### WHAT THE TASK REQUIRES
Restate each of the lines below word for word and drop every picture.

### EXTRACTED INFORMATION
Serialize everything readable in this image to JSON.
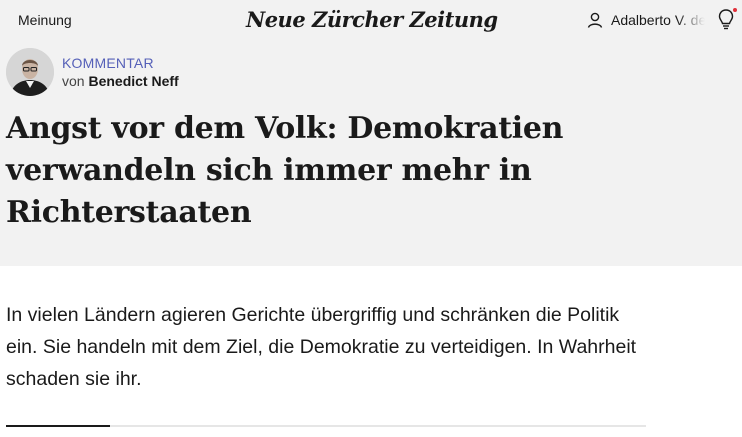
{
  "header": {
    "section": "Meinung",
    "logo": "Neue Zürcher Zeitung",
    "user_name": "Adalberto V. de",
    "accent_color": "#e0303a"
  },
  "article": {
    "kicker": "KOMMENTAR",
    "byline_prefix": "von",
    "author": "Benedict Neff",
    "title": "Angst vor dem Volk: Demokratien verwandeln sich immer mehr in Richterstaaten",
    "lead": "In vielen Ländern agieren Gerichte übergriffig und schränken die Politik ein. Sie handeln mit dem Ziel, die Demokratie zu verteidigen. In Wahrheit schaden sie ihr."
  }
}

### SOLUTION FOR THIS EXERCISE
Serialize everything readable in this image to JSON.
{
  "header": {
    "section": "Meinung",
    "logo": "Neue Zürcher Zeitung",
    "user_name": "Adalberto V. de",
    "accent_color": "#e0303a"
  },
  "article": {
    "kicker": "KOMMENTAR",
    "byline_prefix": "von",
    "author": "Benedict Neff",
    "title": "Angst vor dem Volk: Demokratien verwandeln sich immer mehr in Richterstaaten",
    "lead": "In vielen Ländern agieren Gerichte übergriffig und schränken die Politik ein. Sie handeln mit dem Ziel, die Demokratie zu verteidigen. In Wahrheit schaden sie ihr."
  }
}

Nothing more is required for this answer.